**Task directions**
Filter the entries and keep only the lines where the string "JSON" appears.

**Stored data**
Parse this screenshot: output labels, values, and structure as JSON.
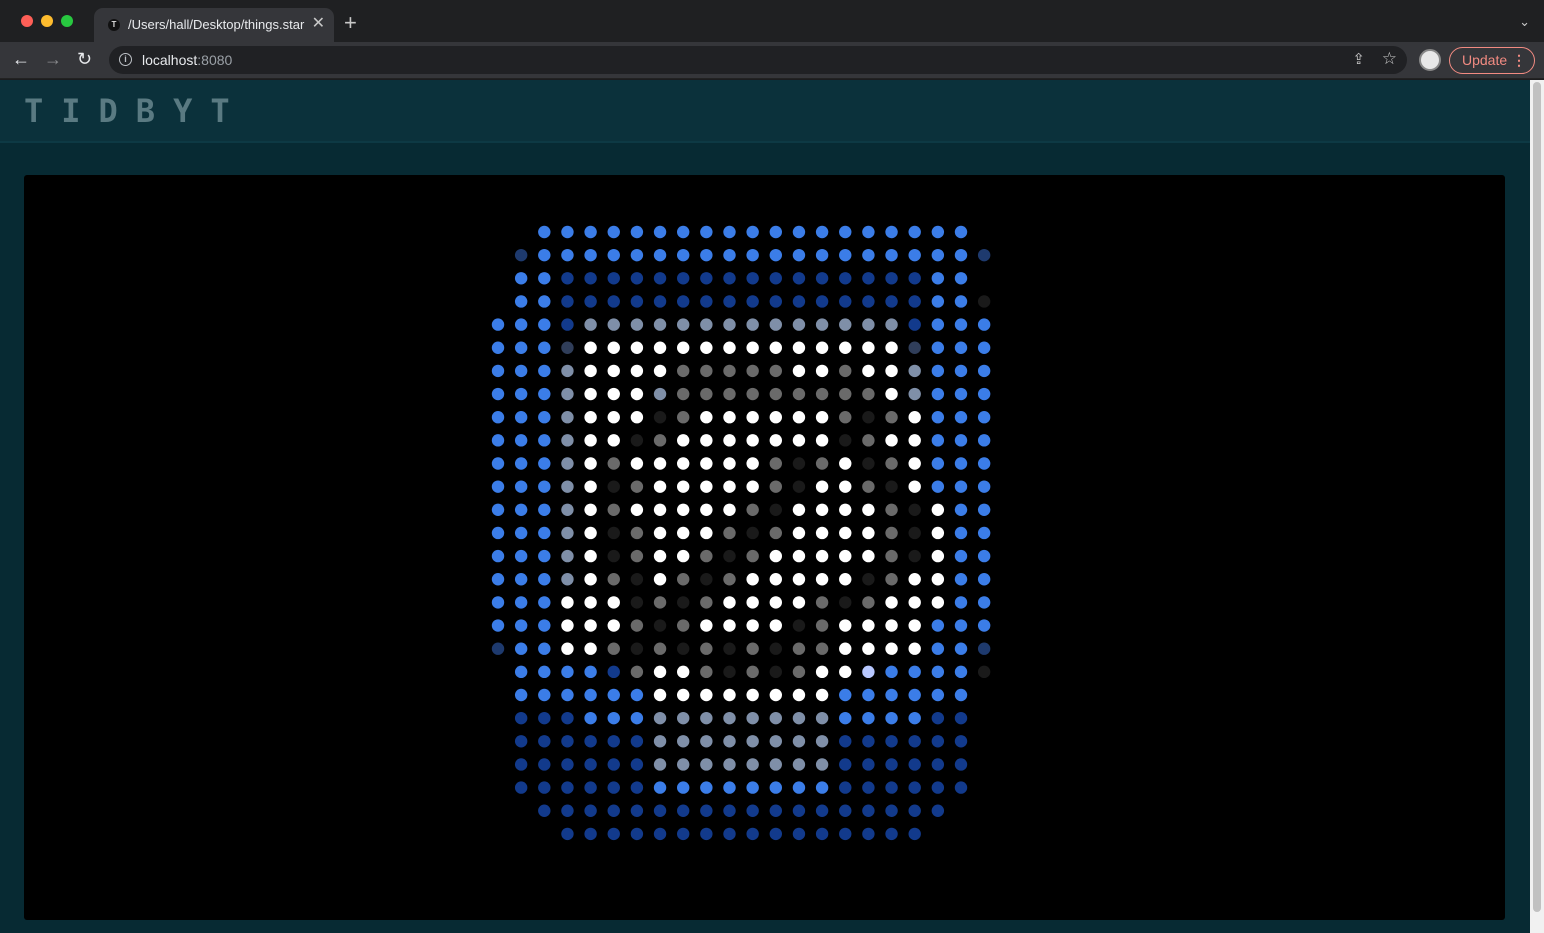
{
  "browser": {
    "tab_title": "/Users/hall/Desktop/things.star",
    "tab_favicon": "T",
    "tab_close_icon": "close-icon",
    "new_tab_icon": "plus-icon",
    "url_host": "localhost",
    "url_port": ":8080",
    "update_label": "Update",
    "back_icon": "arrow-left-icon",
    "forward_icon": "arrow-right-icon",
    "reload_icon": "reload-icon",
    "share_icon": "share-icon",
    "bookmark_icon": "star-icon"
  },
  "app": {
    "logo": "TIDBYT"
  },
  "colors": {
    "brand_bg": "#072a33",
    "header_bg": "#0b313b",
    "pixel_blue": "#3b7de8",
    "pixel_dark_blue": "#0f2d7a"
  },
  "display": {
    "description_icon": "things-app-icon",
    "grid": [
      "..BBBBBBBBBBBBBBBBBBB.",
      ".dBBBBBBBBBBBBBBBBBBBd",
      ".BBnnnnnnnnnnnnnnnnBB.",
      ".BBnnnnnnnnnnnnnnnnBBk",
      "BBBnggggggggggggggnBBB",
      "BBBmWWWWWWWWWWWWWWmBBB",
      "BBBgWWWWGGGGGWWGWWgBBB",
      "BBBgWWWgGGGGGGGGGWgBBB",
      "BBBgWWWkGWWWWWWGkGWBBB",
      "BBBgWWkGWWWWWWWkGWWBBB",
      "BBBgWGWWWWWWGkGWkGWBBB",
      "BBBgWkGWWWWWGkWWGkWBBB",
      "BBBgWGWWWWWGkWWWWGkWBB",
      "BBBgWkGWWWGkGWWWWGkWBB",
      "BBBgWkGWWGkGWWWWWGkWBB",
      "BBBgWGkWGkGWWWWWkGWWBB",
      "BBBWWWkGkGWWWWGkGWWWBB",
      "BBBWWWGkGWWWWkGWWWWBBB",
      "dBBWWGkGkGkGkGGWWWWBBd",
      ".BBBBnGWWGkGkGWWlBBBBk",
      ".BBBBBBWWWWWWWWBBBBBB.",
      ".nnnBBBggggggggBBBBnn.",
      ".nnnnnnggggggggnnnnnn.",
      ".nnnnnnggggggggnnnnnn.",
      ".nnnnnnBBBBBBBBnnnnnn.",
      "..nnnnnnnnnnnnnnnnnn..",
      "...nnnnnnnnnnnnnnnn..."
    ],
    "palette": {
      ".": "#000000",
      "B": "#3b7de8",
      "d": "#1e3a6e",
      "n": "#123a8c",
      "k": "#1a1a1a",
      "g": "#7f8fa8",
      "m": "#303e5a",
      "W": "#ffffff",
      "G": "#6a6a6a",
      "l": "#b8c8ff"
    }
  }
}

==

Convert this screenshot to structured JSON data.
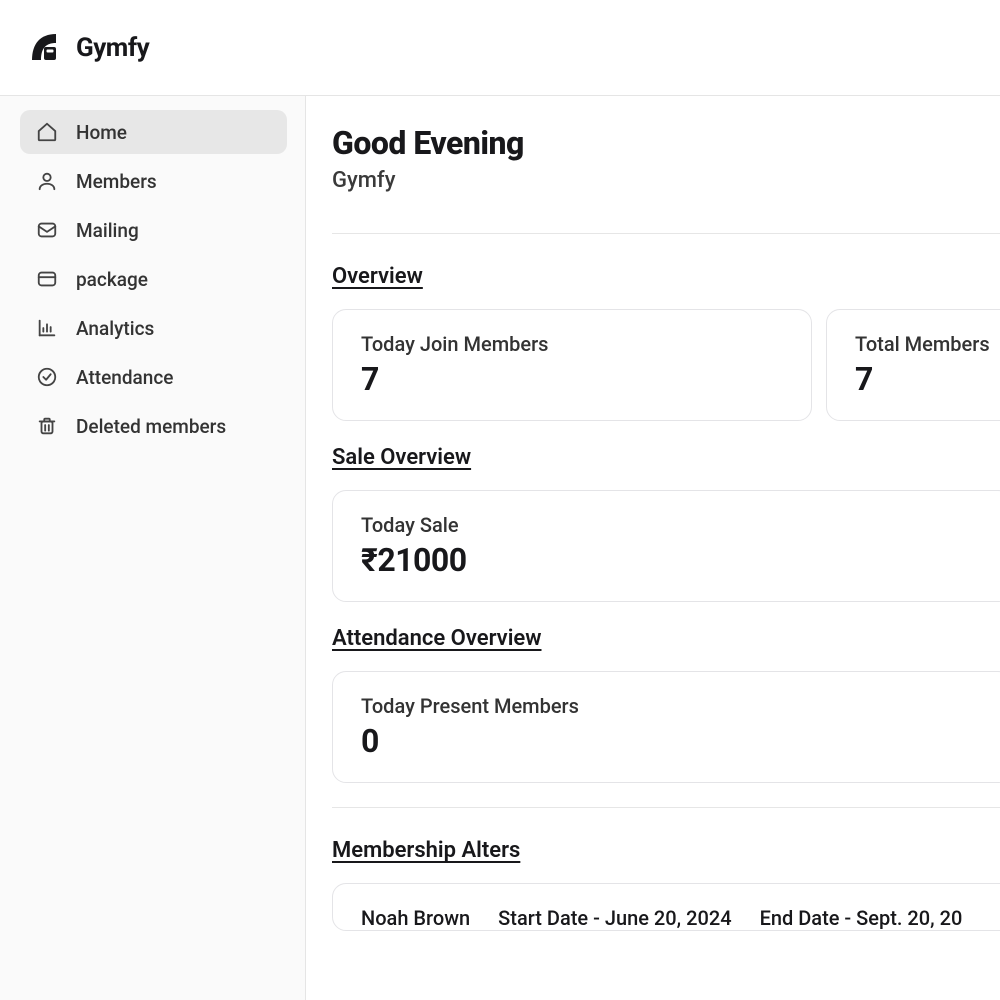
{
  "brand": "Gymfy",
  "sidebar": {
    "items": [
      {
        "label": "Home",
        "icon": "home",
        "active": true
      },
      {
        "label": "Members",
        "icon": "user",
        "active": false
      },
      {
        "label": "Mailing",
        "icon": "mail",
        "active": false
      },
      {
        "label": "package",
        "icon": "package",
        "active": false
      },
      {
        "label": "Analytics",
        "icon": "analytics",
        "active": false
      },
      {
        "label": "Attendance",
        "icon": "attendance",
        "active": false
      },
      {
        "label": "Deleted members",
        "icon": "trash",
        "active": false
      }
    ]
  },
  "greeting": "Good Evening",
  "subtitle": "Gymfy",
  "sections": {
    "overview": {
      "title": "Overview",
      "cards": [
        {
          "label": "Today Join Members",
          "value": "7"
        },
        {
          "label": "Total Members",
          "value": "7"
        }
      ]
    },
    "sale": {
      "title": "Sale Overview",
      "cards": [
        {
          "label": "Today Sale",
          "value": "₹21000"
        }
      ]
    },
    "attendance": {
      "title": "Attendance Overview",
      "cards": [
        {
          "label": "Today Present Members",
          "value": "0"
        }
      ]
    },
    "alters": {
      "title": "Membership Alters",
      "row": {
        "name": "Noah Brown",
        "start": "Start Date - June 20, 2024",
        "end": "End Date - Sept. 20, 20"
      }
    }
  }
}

==

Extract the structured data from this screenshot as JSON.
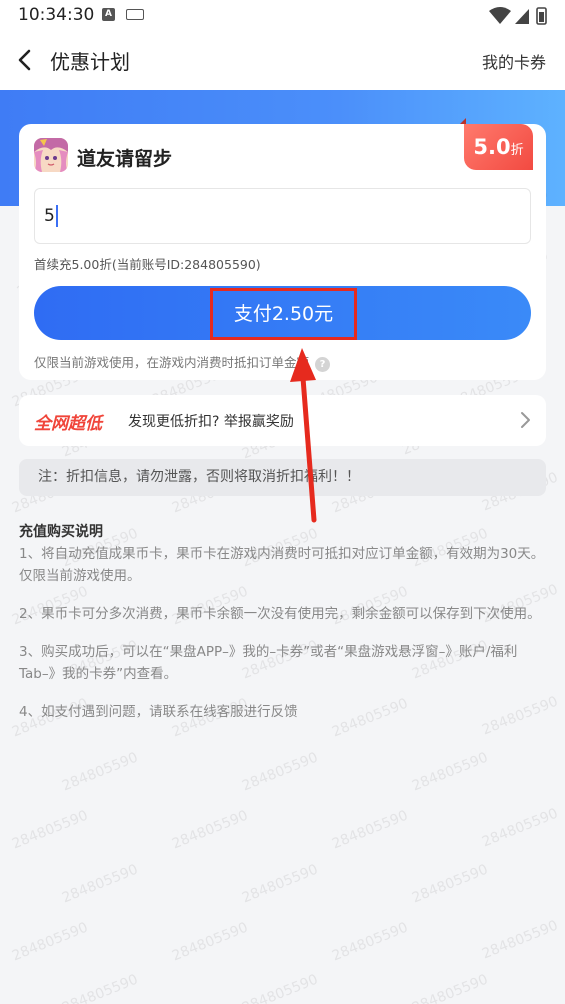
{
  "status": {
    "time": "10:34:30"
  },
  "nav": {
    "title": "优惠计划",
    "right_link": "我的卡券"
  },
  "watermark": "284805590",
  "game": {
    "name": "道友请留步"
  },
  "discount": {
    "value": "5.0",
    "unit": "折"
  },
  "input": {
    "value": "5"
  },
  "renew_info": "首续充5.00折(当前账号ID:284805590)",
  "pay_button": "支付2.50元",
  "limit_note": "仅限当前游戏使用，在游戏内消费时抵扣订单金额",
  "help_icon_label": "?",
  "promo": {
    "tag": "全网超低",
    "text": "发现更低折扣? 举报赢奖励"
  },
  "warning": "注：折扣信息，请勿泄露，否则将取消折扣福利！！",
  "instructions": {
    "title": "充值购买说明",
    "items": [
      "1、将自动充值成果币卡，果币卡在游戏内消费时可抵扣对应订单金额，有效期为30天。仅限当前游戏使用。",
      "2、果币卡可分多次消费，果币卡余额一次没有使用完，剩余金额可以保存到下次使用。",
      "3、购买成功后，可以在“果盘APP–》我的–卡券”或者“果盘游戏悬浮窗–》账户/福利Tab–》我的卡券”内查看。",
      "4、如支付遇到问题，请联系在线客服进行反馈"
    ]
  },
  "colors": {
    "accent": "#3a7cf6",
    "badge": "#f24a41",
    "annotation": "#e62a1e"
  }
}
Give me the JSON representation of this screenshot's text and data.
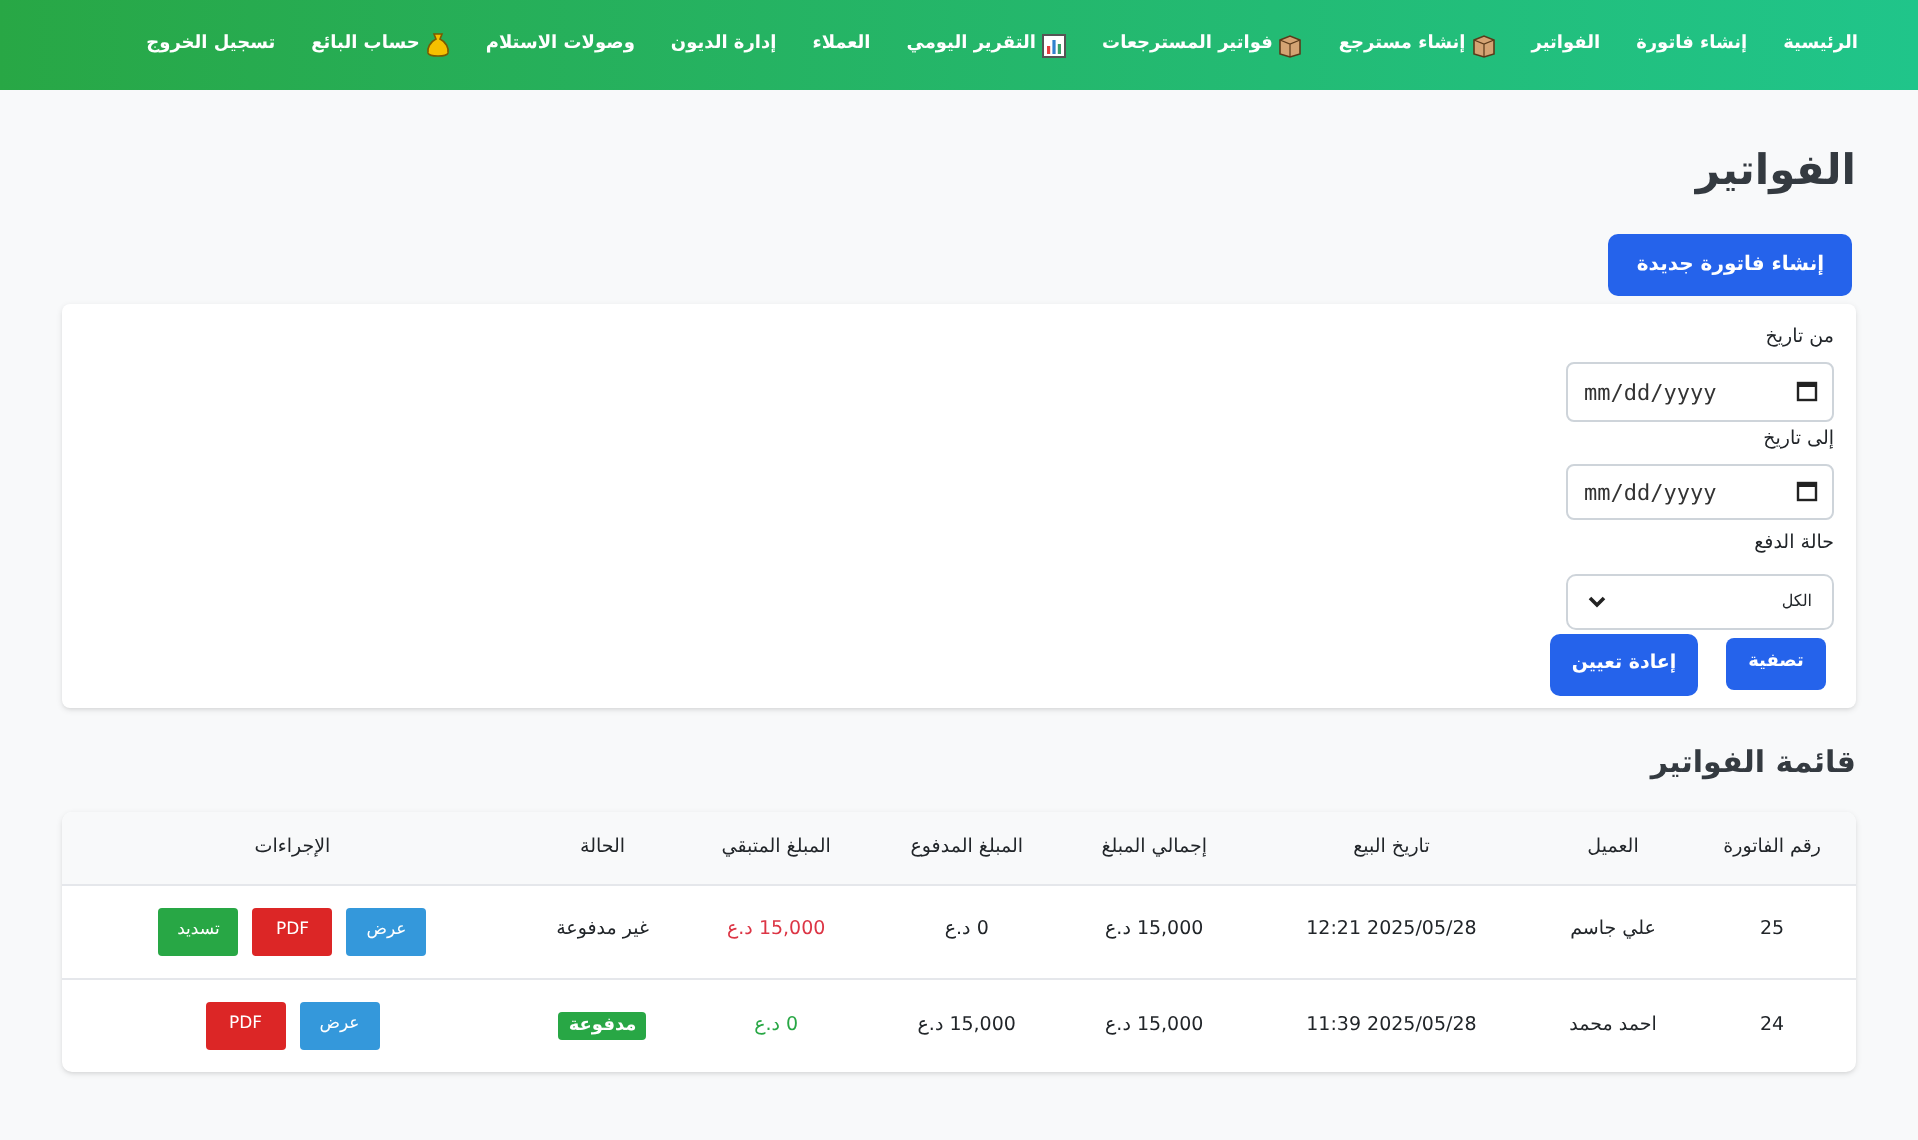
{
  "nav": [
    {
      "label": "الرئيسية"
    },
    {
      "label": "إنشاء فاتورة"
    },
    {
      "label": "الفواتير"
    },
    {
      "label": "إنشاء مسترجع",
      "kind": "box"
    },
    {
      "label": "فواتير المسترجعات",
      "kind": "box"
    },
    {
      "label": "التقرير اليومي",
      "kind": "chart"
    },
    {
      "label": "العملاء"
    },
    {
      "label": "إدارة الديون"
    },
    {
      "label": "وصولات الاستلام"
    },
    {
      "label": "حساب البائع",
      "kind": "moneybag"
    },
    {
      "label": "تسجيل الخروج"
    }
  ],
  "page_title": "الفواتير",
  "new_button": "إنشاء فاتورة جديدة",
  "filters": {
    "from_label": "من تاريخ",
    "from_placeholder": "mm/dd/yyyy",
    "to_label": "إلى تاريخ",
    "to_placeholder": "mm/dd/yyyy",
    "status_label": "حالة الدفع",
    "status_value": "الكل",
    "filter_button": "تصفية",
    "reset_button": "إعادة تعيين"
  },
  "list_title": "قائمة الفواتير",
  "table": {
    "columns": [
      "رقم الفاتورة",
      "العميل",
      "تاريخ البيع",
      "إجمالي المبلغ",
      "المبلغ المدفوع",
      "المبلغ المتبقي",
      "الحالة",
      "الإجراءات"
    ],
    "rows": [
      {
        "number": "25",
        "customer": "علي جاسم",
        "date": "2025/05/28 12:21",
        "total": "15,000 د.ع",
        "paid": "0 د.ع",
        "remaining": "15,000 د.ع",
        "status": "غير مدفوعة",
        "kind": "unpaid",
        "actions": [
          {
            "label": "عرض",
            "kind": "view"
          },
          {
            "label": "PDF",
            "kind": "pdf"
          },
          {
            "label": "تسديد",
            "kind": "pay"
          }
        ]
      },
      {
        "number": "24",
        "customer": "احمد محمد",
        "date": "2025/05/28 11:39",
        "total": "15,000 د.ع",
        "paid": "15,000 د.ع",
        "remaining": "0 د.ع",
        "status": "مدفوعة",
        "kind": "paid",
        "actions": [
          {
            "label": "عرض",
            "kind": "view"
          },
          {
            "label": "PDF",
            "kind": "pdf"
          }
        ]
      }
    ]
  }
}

**The output**
Parse this screenshot: output labels, values, and structure as JSON.
Convert this screenshot to structured JSON data.
Extract the structured data from this screenshot as JSON.
Give me the JSON representation of this screenshot's text and data.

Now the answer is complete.